(Data records)
§ §
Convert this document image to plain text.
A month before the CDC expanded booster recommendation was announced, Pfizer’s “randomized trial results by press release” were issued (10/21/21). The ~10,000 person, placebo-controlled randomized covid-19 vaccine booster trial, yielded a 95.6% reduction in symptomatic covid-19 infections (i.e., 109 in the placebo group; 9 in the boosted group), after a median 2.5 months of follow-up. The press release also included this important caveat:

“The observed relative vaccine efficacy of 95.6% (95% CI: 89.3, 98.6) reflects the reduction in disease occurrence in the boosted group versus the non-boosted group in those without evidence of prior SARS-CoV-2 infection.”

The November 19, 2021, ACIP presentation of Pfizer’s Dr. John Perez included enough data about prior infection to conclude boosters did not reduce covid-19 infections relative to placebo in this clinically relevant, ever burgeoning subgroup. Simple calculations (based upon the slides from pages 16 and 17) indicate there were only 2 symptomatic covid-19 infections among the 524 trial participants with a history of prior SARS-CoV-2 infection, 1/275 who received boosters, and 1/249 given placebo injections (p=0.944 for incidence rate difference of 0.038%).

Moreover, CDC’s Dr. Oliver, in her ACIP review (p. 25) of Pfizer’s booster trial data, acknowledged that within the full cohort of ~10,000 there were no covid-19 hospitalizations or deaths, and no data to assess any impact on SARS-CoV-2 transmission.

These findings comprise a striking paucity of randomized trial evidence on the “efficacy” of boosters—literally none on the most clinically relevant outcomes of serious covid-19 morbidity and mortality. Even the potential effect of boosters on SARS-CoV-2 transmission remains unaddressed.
§ §
Go through the data and gather every line that holds "relative".

“The observed relative vaccine efficacy of 95.6% (95% CI: 89.3, 98.6) reflects the reduction in disease occurrence in the boosted group versus the non-boosted group in those without evidence of prior SARS-CoV-2 infection.”
The November 19, 2021, ACIP presentation of Pfizer’s Dr. John Perez included enough data about prior infection to conclude boosters did not reduce covid-19 infections relative to placebo in this clinically relevant, ever burgeoning subgroup. Simple calculations (based upon the slides from pages 16 and 17) indicate there were only 2 symptomatic covid-19 infections among the 524 trial participants with a history of prior SARS-CoV-2 infection, 1/275 who received boosters, and 1/249 given placebo injections (p=0.944 for incidence rate difference of 0.038%).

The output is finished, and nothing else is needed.